--- begin MATERIAL FOR THIS TASK ---

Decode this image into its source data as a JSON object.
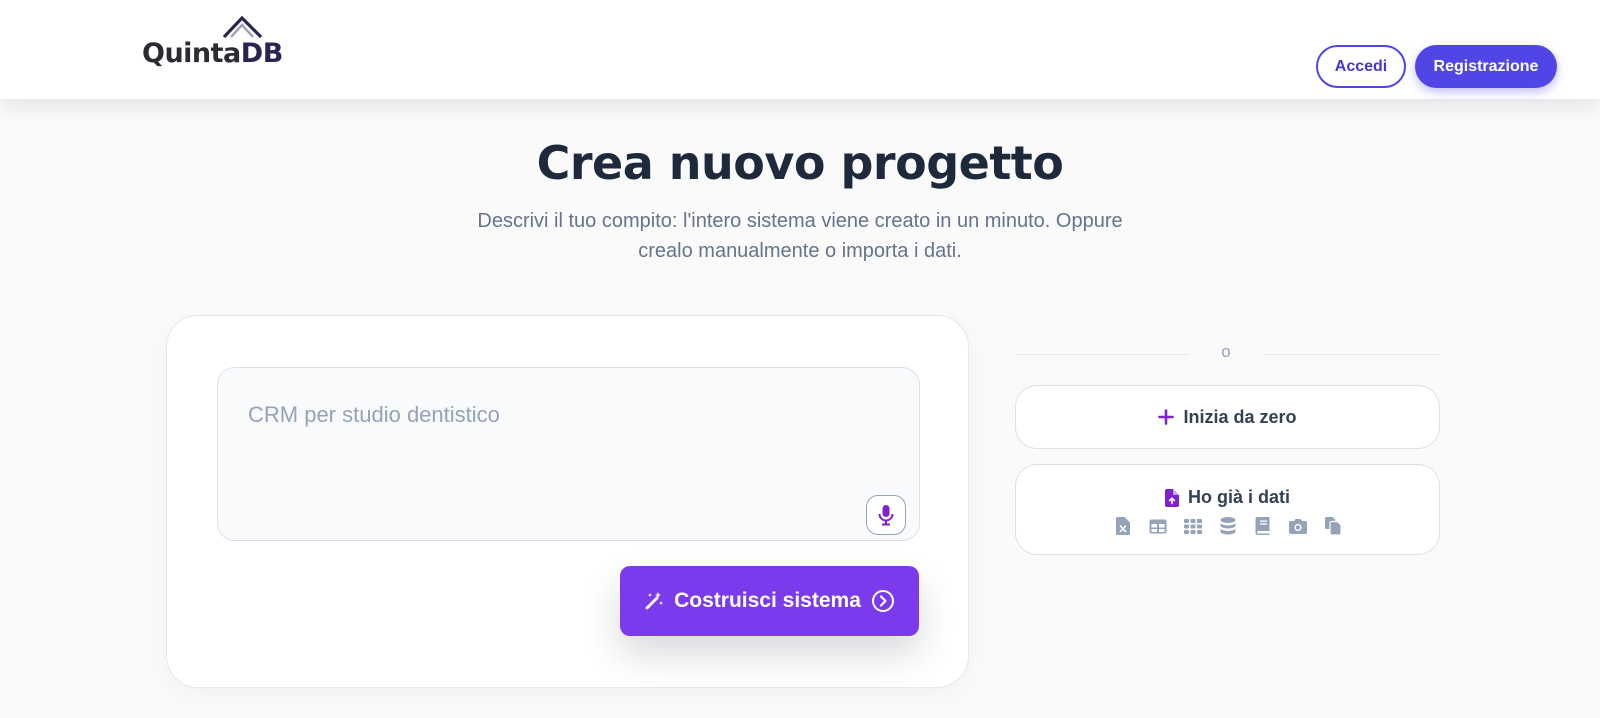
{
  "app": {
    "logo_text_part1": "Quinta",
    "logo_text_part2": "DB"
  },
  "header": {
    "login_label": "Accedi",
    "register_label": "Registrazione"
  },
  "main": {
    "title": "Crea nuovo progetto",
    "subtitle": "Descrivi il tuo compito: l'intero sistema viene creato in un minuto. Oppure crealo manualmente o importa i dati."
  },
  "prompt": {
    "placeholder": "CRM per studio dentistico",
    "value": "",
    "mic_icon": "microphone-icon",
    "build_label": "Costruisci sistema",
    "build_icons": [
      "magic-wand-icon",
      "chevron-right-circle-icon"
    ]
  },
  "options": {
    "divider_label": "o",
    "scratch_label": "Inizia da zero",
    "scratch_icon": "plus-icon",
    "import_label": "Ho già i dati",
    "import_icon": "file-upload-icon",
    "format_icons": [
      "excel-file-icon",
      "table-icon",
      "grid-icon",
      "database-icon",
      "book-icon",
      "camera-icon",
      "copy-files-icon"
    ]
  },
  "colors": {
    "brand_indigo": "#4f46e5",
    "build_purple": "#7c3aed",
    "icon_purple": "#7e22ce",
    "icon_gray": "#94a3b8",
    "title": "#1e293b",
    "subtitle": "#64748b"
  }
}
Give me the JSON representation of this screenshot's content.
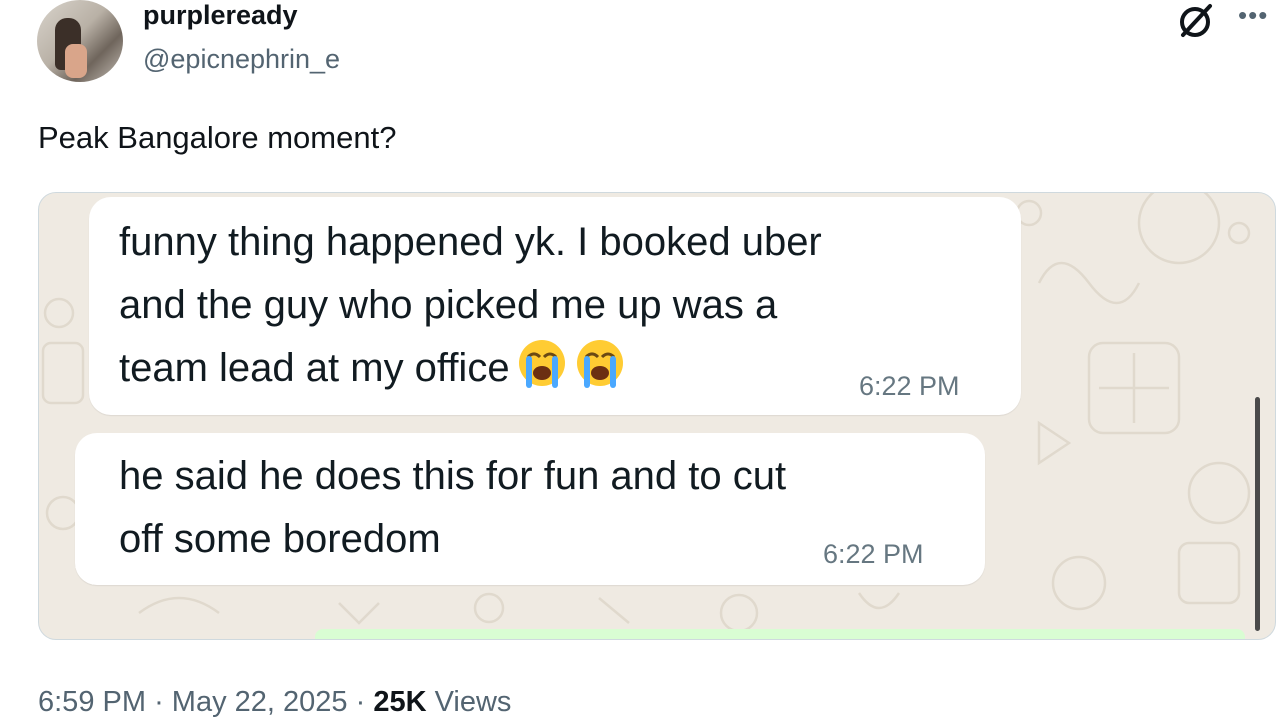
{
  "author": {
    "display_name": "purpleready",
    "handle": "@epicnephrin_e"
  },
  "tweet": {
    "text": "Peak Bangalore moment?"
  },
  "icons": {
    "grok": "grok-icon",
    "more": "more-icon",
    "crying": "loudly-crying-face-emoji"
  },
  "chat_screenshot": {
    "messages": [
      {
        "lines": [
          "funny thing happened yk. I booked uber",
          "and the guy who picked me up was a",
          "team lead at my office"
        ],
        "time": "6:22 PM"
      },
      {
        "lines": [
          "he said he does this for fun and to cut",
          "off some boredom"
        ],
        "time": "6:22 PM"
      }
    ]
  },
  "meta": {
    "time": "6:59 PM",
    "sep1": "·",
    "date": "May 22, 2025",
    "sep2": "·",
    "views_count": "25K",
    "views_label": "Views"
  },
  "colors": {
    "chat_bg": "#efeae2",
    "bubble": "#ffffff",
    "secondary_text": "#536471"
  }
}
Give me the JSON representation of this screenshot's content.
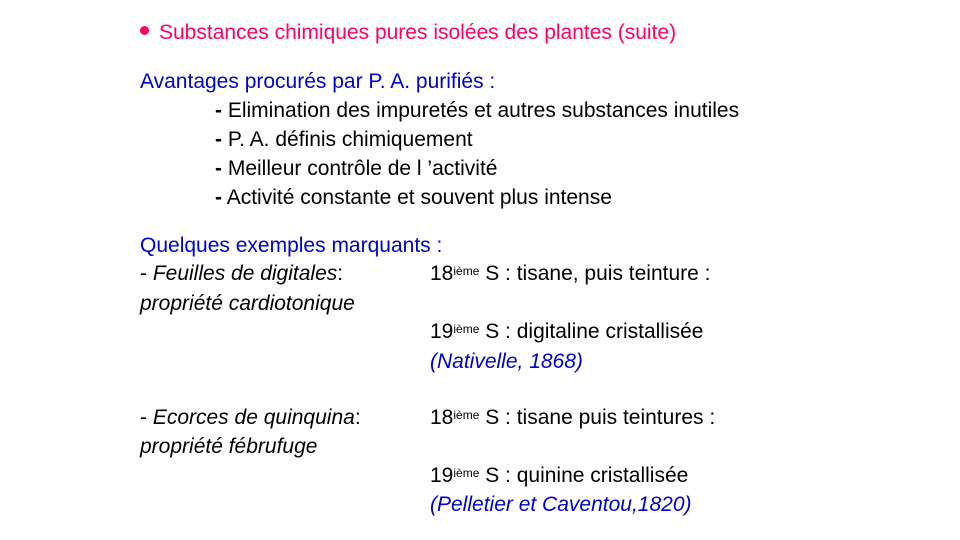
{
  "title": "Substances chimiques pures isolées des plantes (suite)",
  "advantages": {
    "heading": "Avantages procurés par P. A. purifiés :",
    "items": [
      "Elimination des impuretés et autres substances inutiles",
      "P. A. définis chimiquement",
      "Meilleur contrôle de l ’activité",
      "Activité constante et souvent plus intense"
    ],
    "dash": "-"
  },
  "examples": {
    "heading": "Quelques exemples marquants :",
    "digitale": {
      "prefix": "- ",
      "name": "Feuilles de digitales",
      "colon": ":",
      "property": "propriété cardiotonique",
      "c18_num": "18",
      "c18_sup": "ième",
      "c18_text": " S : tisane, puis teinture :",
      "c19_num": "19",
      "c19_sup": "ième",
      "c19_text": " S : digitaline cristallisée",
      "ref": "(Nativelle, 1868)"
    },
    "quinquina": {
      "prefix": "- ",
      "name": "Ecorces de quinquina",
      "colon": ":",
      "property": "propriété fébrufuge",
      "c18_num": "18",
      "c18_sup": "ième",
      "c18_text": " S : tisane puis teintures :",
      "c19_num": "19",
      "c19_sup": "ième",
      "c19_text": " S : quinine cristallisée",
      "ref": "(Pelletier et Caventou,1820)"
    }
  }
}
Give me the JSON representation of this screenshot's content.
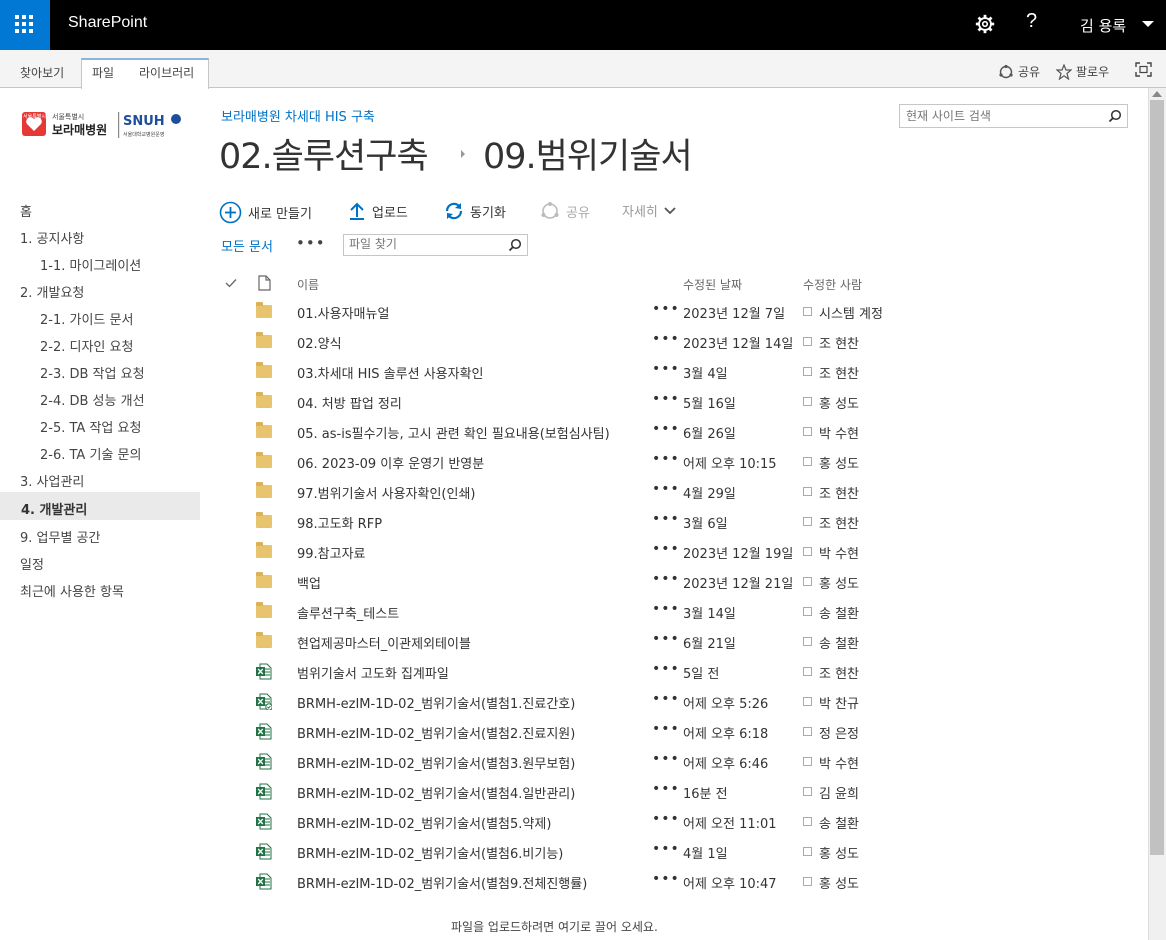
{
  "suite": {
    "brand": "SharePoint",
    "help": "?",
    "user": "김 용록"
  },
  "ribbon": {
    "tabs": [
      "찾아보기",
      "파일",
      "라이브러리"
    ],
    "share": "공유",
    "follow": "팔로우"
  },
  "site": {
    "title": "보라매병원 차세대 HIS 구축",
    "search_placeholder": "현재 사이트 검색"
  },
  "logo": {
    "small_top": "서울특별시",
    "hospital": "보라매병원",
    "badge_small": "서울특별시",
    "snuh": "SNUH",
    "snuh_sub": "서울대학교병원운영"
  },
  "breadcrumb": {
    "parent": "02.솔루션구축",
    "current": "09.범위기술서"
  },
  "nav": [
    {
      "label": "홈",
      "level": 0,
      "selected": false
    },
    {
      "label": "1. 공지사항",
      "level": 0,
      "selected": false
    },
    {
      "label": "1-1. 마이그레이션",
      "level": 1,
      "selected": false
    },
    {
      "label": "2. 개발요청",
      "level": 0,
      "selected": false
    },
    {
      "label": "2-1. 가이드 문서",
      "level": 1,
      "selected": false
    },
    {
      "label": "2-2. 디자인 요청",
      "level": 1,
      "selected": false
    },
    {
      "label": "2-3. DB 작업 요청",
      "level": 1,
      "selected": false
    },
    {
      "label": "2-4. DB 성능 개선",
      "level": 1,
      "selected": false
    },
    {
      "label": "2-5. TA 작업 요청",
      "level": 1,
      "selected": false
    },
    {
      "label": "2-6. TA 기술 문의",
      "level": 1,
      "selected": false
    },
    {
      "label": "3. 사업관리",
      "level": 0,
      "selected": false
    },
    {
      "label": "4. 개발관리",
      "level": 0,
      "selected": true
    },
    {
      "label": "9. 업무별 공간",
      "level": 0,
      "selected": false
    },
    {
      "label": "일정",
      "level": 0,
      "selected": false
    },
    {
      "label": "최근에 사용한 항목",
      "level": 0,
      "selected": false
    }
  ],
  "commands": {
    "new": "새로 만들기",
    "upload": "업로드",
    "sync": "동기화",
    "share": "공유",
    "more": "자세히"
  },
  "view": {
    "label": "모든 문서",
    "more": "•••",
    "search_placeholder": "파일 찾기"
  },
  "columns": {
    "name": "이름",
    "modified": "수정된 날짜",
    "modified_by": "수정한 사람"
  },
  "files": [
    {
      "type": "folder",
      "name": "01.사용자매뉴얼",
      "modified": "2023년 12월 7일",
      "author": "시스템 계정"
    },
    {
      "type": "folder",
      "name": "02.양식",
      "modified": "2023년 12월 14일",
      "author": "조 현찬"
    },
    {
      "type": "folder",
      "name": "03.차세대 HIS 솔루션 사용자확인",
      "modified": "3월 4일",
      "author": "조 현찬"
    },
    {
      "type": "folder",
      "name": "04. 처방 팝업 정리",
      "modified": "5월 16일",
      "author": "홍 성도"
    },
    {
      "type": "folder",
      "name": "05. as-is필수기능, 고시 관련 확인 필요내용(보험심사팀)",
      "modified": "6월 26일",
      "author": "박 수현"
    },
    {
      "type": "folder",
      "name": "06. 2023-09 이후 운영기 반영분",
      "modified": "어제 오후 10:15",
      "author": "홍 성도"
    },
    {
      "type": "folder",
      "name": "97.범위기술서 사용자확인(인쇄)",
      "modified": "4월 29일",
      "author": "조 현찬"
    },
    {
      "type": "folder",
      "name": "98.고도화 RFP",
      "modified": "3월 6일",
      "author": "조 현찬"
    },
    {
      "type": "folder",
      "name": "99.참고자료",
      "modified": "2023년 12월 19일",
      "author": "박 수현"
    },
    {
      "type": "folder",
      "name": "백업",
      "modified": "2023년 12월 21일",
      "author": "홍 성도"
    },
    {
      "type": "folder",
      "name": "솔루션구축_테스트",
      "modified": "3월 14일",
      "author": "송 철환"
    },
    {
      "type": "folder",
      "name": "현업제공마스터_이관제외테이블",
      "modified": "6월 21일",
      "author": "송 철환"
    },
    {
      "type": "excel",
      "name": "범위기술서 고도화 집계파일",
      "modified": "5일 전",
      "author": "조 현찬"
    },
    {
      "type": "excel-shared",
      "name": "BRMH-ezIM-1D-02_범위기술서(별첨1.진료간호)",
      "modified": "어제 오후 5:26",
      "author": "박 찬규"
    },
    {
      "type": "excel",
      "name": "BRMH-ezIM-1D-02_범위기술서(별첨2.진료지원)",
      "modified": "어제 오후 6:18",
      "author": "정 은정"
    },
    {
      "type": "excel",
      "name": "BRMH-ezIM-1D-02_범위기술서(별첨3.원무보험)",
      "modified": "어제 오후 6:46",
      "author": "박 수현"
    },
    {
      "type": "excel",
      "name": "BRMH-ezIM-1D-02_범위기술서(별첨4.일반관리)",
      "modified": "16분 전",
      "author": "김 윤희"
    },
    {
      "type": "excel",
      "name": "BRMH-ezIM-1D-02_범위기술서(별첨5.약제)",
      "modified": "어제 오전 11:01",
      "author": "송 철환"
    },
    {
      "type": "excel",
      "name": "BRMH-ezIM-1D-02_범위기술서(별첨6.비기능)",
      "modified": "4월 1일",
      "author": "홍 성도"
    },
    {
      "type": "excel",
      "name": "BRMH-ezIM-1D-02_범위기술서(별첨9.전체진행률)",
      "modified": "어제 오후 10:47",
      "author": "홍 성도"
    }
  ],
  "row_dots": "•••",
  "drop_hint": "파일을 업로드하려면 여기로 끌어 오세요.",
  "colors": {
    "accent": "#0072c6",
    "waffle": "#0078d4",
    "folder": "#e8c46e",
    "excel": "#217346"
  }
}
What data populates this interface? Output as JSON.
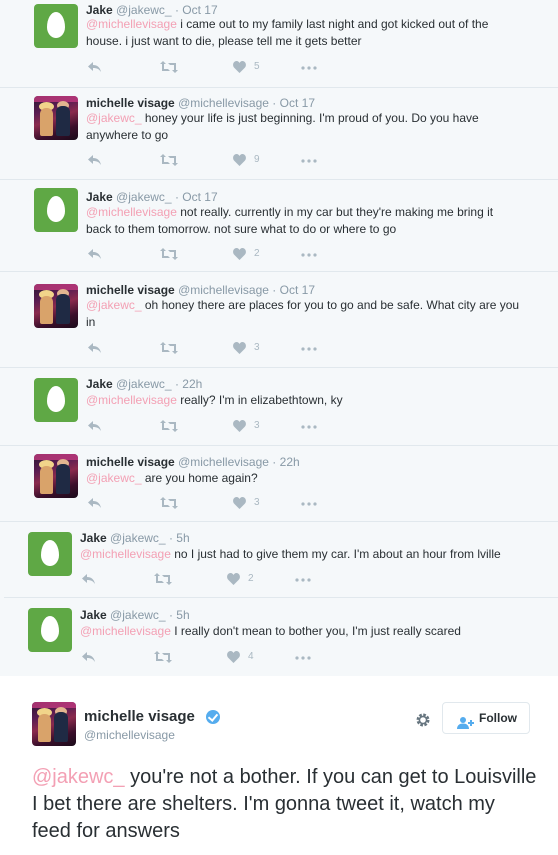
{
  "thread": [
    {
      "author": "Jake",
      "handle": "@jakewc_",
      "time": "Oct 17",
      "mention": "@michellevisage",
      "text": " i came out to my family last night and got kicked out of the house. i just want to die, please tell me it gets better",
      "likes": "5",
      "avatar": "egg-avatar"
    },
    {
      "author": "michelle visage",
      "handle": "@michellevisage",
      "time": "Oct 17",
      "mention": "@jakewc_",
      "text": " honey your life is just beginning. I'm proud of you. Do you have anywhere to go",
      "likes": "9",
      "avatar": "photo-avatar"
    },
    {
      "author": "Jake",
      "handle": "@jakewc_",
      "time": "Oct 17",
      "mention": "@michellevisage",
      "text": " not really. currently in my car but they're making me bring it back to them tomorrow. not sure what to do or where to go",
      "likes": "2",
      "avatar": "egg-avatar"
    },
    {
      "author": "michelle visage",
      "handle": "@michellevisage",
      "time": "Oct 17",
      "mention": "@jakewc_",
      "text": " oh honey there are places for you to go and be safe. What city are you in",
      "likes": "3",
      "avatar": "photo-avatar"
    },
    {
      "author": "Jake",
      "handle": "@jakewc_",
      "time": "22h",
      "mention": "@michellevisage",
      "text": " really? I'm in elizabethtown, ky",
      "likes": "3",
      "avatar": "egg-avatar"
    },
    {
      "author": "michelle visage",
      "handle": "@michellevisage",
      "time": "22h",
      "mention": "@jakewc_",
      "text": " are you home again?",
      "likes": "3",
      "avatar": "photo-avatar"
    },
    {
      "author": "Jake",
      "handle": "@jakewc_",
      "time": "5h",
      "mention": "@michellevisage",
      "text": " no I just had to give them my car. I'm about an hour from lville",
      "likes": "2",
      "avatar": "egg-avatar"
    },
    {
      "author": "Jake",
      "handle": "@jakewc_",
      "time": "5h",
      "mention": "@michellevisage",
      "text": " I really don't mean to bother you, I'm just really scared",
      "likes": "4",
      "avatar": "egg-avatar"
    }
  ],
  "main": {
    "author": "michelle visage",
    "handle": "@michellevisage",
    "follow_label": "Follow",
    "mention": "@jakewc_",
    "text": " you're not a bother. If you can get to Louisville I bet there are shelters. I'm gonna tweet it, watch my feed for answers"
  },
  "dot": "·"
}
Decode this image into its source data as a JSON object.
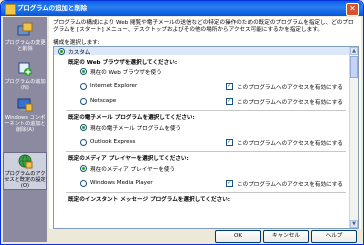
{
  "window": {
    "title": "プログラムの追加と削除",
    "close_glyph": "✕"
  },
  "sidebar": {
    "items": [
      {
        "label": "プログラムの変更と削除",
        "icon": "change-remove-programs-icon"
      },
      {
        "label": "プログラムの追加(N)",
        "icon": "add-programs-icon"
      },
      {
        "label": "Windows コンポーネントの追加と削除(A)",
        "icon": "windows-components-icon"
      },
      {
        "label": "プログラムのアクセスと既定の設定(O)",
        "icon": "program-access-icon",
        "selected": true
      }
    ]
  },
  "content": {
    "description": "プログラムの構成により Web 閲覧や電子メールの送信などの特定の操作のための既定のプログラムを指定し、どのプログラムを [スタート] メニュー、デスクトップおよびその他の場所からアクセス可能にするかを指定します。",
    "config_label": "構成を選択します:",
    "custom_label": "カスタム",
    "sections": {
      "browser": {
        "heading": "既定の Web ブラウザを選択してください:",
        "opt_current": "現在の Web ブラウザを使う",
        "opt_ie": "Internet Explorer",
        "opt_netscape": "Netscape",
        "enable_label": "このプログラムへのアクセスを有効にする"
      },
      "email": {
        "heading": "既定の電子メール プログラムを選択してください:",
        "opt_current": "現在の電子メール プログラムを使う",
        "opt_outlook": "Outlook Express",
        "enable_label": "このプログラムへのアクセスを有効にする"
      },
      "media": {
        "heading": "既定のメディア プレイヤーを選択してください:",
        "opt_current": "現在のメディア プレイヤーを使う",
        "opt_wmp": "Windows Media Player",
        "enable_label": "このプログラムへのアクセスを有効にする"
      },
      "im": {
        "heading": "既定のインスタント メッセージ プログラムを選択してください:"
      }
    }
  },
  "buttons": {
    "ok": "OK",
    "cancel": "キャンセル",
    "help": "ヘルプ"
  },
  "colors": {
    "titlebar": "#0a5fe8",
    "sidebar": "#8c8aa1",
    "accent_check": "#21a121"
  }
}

--- end MATERIAL FOR THIS TASK ---

* _TASK GOAL_: Look over the records above and copy each line that includes the string "upload".

* _TASK ANSWER_:
    "import_icon": "file-upload-icon",
    "upload": "업로드",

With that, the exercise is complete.